▶ _YOUR OBJECTIVE_:
Rewrite the listing from its first line through the line containing "- band 1: [94, 239, 929, 339]", changing "piggy bank" to "coin bank" and leaving everything else as it is.

(Item position listing)
————

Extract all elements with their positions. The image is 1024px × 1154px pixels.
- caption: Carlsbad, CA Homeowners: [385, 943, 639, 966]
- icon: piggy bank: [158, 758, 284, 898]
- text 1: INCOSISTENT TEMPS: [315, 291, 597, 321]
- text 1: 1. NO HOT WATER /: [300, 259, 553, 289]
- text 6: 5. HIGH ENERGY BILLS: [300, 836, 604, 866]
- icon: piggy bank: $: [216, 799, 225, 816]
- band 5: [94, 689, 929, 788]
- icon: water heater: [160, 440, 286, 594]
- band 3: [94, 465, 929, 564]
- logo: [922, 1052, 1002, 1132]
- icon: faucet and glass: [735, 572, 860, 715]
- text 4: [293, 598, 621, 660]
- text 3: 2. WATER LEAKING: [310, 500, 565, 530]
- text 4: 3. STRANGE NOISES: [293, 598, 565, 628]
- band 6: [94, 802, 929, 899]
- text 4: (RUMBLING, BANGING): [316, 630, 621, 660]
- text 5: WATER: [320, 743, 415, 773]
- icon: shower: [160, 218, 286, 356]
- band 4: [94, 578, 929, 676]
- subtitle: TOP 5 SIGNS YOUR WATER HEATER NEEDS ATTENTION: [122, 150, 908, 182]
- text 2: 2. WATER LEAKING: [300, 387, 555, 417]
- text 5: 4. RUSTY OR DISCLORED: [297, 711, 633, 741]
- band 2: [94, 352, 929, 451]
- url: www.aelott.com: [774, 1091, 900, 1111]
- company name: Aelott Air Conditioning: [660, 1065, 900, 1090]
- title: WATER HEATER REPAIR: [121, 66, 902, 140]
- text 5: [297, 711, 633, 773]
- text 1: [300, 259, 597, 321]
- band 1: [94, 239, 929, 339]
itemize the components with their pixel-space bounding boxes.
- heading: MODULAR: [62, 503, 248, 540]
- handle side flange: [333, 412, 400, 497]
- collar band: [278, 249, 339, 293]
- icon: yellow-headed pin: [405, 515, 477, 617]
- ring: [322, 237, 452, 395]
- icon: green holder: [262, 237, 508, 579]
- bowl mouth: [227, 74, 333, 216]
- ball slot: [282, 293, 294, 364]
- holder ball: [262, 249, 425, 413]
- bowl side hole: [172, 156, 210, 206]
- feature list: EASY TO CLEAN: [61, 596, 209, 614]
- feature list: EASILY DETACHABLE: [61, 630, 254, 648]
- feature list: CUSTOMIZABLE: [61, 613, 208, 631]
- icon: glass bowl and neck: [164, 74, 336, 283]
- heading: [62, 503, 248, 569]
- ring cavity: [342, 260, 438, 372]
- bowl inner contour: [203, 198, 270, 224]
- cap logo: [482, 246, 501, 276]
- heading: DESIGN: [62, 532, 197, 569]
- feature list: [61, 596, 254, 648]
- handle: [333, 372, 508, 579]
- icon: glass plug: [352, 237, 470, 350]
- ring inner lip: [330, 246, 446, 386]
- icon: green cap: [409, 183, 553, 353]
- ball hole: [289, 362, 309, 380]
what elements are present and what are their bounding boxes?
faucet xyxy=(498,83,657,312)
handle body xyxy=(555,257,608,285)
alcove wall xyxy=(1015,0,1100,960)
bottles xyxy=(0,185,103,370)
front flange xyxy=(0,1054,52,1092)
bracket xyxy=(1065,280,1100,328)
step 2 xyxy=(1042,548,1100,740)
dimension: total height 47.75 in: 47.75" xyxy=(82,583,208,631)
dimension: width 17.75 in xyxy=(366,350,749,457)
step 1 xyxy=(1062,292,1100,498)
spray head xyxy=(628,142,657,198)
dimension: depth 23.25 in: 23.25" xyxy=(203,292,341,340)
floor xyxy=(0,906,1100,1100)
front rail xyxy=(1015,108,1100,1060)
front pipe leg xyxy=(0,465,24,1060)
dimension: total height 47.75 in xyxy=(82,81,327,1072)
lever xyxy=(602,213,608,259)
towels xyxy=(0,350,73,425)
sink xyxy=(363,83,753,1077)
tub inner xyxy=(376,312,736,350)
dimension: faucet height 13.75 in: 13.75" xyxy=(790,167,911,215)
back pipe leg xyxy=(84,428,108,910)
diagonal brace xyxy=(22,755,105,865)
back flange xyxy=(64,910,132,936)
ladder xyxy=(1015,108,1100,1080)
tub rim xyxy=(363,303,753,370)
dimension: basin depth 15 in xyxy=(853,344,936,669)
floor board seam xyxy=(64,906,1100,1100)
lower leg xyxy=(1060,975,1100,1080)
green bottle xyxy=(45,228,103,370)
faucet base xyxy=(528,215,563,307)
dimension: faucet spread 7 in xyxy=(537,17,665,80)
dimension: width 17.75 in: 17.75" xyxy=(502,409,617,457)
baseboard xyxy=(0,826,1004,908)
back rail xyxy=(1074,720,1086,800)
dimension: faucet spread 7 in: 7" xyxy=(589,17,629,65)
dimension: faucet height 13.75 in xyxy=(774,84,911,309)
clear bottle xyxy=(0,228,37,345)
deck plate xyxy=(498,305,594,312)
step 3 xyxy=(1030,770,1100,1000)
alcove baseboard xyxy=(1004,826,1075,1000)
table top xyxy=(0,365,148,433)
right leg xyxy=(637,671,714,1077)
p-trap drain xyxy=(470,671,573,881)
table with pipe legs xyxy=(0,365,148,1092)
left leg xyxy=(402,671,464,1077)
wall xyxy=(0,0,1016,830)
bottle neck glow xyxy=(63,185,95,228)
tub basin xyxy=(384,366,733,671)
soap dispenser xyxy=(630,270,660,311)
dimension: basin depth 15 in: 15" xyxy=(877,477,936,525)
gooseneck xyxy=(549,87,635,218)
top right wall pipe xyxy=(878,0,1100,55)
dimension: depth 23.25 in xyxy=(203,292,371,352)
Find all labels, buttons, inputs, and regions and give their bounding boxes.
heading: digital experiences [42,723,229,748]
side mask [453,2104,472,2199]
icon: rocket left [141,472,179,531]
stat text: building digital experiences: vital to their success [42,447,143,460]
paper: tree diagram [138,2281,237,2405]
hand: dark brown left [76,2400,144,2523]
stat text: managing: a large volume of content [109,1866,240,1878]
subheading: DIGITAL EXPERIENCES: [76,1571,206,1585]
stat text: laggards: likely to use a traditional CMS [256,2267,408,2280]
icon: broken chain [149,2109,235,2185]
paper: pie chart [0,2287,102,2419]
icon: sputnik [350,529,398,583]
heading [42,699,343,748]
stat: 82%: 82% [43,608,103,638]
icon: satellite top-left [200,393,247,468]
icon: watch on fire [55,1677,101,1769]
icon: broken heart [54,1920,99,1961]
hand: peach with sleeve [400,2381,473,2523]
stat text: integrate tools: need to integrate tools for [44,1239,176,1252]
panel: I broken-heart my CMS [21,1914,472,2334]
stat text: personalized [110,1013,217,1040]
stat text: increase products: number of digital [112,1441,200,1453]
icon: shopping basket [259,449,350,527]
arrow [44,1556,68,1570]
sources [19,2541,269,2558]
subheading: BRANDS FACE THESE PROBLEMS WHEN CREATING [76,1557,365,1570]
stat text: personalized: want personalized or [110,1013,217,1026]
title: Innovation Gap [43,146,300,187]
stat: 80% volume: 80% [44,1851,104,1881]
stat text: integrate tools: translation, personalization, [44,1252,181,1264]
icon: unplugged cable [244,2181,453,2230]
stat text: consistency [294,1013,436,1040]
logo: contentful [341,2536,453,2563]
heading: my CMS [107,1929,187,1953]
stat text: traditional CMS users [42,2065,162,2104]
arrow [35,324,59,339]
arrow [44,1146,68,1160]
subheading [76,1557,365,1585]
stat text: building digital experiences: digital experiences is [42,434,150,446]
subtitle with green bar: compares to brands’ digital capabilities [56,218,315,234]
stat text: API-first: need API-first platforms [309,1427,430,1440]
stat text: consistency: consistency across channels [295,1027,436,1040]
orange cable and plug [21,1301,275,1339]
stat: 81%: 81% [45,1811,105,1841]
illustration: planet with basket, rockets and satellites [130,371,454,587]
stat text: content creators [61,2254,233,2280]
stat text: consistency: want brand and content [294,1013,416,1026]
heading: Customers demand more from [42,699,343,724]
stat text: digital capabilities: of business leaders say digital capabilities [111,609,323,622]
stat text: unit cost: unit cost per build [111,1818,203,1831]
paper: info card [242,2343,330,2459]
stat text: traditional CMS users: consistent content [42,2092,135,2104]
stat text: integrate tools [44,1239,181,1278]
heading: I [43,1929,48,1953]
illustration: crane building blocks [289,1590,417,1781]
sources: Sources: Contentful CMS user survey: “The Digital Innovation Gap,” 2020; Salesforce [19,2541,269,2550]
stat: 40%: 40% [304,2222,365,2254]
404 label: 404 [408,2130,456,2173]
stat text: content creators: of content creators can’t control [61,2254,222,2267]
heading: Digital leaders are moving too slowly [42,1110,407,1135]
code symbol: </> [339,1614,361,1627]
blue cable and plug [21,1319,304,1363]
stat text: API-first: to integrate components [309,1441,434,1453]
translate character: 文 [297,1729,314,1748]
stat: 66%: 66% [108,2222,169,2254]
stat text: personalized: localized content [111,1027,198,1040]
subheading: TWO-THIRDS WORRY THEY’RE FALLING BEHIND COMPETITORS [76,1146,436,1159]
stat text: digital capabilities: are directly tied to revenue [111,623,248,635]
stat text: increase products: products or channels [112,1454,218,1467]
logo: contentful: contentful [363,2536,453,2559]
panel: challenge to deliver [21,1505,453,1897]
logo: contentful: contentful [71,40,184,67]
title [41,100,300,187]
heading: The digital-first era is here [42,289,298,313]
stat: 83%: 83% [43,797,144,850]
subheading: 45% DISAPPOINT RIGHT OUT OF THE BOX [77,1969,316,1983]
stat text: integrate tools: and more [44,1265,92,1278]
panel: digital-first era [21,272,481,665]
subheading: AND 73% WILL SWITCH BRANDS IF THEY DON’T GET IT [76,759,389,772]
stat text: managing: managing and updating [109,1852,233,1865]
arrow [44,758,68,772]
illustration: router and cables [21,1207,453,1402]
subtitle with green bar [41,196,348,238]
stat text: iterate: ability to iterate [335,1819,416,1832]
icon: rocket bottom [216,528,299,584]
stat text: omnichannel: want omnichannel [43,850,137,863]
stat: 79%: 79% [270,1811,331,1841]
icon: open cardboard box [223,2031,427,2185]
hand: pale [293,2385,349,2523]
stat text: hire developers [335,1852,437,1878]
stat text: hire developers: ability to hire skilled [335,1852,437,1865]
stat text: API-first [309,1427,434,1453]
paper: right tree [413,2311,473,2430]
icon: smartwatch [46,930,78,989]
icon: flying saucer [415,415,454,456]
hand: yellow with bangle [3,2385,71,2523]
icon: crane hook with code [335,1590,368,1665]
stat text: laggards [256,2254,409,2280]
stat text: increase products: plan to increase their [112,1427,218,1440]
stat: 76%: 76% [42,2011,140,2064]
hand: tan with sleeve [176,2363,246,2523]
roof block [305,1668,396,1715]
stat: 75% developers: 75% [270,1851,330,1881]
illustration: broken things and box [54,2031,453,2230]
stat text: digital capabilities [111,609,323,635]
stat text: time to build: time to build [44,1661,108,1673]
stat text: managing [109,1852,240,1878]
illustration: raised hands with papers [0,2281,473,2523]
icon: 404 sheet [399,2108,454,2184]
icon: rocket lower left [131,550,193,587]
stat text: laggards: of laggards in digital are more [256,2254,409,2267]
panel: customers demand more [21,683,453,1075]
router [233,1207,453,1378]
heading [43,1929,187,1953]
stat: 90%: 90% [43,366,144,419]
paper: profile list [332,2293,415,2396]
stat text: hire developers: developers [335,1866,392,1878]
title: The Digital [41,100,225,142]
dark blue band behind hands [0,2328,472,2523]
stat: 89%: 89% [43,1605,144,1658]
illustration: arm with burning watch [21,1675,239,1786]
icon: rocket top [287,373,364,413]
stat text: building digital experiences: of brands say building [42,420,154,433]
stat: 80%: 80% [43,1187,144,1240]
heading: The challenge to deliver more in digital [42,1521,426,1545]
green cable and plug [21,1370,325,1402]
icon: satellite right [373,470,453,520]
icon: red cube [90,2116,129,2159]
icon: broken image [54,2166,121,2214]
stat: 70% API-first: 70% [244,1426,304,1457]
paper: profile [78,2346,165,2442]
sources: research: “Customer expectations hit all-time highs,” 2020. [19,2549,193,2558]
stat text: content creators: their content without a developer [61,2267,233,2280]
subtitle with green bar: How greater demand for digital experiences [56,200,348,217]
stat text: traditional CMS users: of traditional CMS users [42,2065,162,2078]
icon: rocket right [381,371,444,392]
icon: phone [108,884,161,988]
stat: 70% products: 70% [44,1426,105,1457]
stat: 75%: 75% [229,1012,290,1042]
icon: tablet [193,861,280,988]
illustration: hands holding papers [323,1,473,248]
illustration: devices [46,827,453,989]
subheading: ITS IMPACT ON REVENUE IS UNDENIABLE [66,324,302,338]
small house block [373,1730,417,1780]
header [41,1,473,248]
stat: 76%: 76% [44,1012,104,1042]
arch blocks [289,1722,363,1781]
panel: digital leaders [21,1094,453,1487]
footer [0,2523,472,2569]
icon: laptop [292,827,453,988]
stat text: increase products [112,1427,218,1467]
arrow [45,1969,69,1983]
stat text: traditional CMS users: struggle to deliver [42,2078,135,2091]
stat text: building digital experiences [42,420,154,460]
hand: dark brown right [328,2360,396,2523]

————

▶ _TASK ANSWER_:
Extract all elements with their positions. The image is 1024px × 1154px pixels.
- caption: Carlsbad, CA Homeowners: [385, 943, 639, 966]
- icon: coin bank: [158, 758, 284, 898]
- text 1: INCOSISTENT TEMPS: [315, 291, 597, 321]
- text 1: 1. NO HOT WATER /: [300, 259, 553, 289]
- text 6: 5. HIGH ENERGY BILLS: [300, 836, 604, 866]
- icon: coin bank: $: [216, 799, 225, 816]
- band 5: [94, 689, 929, 788]
- icon: water heater: [160, 440, 286, 594]
- band 3: [94, 465, 929, 564]
- logo: [922, 1052, 1002, 1132]
- icon: faucet and glass: [735, 572, 860, 715]
- text 4: [293, 598, 621, 660]
- text 3: 2. WATER LEAKING: [310, 500, 565, 530]
- text 4: 3. STRANGE NOISES: [293, 598, 565, 628]
- band 6: [94, 802, 929, 899]
- text 4: (RUMBLING, BANGING): [316, 630, 621, 660]
- text 5: WATER: [320, 743, 415, 773]
- icon: shower: [160, 218, 286, 356]
- band 4: [94, 578, 929, 676]
- subtitle: TOP 5 SIGNS YOUR WATER HEATER NEEDS ATTENTION: [122, 150, 908, 182]
- text 2: 2. WATER LEAKING: [300, 387, 555, 417]
- text 5: 4. RUSTY OR DISCLORED: [297, 711, 633, 741]
- band 2: [94, 352, 929, 451]
- url: www.aelott.com: [774, 1091, 900, 1111]
- company name: Aelott Air Conditioning: [660, 1065, 900, 1090]
- title: WATER HEATER REPAIR: [121, 66, 902, 140]
- text 5: [297, 711, 633, 773]
- text 1: [300, 259, 597, 321]
- band 1: [94, 239, 929, 339]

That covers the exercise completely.